## [WHAT THE TASK ASKS]
Transcribe the listing below word for word.

Collected data entries
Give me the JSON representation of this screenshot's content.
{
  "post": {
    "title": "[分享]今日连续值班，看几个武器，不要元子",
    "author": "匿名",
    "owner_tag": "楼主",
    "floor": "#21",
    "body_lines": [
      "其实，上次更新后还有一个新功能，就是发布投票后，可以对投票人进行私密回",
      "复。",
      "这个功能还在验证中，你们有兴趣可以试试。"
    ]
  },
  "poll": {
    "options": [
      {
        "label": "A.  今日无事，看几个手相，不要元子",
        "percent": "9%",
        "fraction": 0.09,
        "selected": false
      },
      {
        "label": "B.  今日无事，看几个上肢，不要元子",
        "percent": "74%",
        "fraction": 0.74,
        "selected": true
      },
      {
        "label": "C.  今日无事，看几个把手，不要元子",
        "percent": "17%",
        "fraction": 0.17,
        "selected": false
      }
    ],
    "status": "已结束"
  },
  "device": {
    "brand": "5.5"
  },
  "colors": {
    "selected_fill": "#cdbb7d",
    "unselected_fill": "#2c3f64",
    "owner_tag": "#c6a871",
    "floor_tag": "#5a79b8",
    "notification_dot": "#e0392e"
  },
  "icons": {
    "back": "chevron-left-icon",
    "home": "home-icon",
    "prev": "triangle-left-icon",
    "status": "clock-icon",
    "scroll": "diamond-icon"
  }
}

## [TASK RESPONSE]
Give me the JSON representation of this screenshot's content.
{
  "post": {
    "title": "[分享]今日连续值班，看几个武器，不要元子",
    "author": "匿名",
    "owner_tag": "楼主",
    "floor": "#21",
    "body_lines": [
      "其实，上次更新后还有一个新功能，就是发布投票后，可以对投票人进行私密回",
      "复。",
      "这个功能还在验证中，你们有兴趣可以试试。"
    ]
  },
  "poll": {
    "options": [
      {
        "label": "A.  今日无事，看几个手相，不要元子",
        "percent": "9%",
        "fraction": 0.09,
        "selected": false
      },
      {
        "label": "B.  今日无事，看几个上肢，不要元子",
        "percent": "74%",
        "fraction": 0.74,
        "selected": true
      },
      {
        "label": "C.  今日无事，看几个把手，不要元子",
        "percent": "17%",
        "fraction": 0.17,
        "selected": false
      }
    ],
    "status": "已结束"
  },
  "device": {
    "brand": "5.5"
  },
  "colors": {
    "selected_fill": "#cdbb7d",
    "unselected_fill": "#2c3f64",
    "owner_tag": "#c6a871",
    "floor_tag": "#5a79b8",
    "notification_dot": "#e0392e"
  },
  "icons": {
    "back": "chevron-left-icon",
    "home": "home-icon",
    "prev": "triangle-left-icon",
    "status": "clock-icon",
    "scroll": "diamond-icon"
  }
}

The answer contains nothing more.